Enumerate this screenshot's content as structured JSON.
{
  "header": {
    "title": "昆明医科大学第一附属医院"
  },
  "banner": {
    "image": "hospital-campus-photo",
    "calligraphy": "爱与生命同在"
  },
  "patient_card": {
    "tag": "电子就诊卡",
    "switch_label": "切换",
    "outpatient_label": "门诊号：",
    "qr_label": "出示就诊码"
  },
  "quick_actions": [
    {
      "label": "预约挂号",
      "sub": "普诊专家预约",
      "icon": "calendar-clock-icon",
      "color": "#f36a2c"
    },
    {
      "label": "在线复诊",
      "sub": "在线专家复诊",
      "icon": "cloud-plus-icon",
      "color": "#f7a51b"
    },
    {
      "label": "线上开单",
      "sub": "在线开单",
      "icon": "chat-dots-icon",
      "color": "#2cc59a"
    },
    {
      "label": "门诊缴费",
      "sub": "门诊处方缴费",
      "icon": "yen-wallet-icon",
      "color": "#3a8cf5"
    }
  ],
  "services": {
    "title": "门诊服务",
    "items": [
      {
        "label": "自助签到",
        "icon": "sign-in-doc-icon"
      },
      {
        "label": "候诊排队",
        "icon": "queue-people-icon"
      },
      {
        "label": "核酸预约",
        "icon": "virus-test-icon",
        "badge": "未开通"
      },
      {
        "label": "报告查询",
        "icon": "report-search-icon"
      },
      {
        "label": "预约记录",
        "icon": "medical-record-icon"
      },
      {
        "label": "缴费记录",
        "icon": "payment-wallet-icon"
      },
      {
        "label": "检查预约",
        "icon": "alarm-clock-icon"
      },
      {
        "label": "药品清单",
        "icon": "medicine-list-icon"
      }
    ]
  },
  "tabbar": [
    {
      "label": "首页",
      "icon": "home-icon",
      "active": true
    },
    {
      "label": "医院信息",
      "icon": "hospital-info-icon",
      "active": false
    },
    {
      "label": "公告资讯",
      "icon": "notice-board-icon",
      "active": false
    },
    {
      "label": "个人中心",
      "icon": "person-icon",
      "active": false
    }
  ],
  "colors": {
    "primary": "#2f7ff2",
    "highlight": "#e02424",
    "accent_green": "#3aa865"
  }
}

◆ ◆ ◆ ◆ ◆ ◆ ◆

**WORK ITEM**:
Write out all of the records word for word.

**SOLUTION**:
Enumerate this screenshot's content as structured JSON.
{
  "header": {
    "title": "昆明医科大学第一附属医院"
  },
  "banner": {
    "image": "hospital-campus-photo",
    "calligraphy": "爱与生命同在"
  },
  "patient_card": {
    "tag": "电子就诊卡",
    "switch_label": "切换",
    "outpatient_label": "门诊号：",
    "qr_label": "出示就诊码"
  },
  "quick_actions": [
    {
      "label": "预约挂号",
      "sub": "普诊专家预约",
      "icon": "calendar-clock-icon",
      "color": "#f36a2c"
    },
    {
      "label": "在线复诊",
      "sub": "在线专家复诊",
      "icon": "cloud-plus-icon",
      "color": "#f7a51b"
    },
    {
      "label": "线上开单",
      "sub": "在线开单",
      "icon": "chat-dots-icon",
      "color": "#2cc59a"
    },
    {
      "label": "门诊缴费",
      "sub": "门诊处方缴费",
      "icon": "yen-wallet-icon",
      "color": "#3a8cf5"
    }
  ],
  "services": {
    "title": "门诊服务",
    "items": [
      {
        "label": "自助签到",
        "icon": "sign-in-doc-icon"
      },
      {
        "label": "候诊排队",
        "icon": "queue-people-icon"
      },
      {
        "label": "核酸预约",
        "icon": "virus-test-icon",
        "badge": "未开通"
      },
      {
        "label": "报告查询",
        "icon": "report-search-icon"
      },
      {
        "label": "预约记录",
        "icon": "medical-record-icon"
      },
      {
        "label": "缴费记录",
        "icon": "payment-wallet-icon"
      },
      {
        "label": "检查预约",
        "icon": "alarm-clock-icon"
      },
      {
        "label": "药品清单",
        "icon": "medicine-list-icon"
      }
    ]
  },
  "tabbar": [
    {
      "label": "首页",
      "icon": "home-icon",
      "active": true
    },
    {
      "label": "医院信息",
      "icon": "hospital-info-icon",
      "active": false
    },
    {
      "label": "公告资讯",
      "icon": "notice-board-icon",
      "active": false
    },
    {
      "label": "个人中心",
      "icon": "person-icon",
      "active": false
    }
  ],
  "colors": {
    "primary": "#2f7ff2",
    "highlight": "#e02424",
    "accent_green": "#3aa865"
  }
}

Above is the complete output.